Copy each line of the data below exactly, leaving out pictures.

═══ Task data ═══

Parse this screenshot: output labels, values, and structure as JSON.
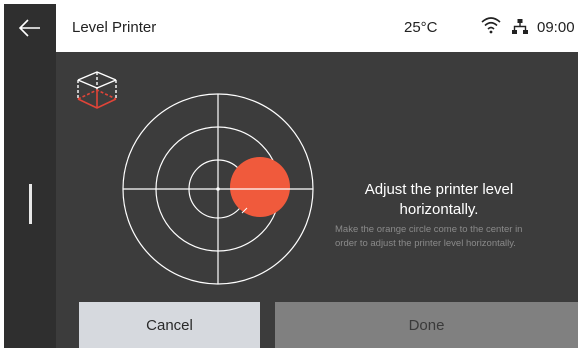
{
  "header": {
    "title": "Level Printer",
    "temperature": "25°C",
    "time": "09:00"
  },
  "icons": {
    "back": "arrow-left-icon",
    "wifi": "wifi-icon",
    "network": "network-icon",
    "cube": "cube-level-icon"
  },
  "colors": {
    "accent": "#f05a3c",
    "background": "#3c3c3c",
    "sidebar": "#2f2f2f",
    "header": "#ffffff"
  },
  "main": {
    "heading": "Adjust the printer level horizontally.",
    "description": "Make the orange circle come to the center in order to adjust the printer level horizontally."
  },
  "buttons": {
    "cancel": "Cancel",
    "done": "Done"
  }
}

═══

■ Result of the task
Parse this screenshot: output labels, values, and structure as JSON.
{
  "header": {
    "title": "Level Printer",
    "temperature": "25°C",
    "time": "09:00"
  },
  "icons": {
    "back": "arrow-left-icon",
    "wifi": "wifi-icon",
    "network": "network-icon",
    "cube": "cube-level-icon"
  },
  "colors": {
    "accent": "#f05a3c",
    "background": "#3c3c3c",
    "sidebar": "#2f2f2f",
    "header": "#ffffff"
  },
  "main": {
    "heading": "Adjust the printer level horizontally.",
    "description": "Make the orange circle come to the center in order to adjust the printer level horizontally."
  },
  "buttons": {
    "cancel": "Cancel",
    "done": "Done"
  }
}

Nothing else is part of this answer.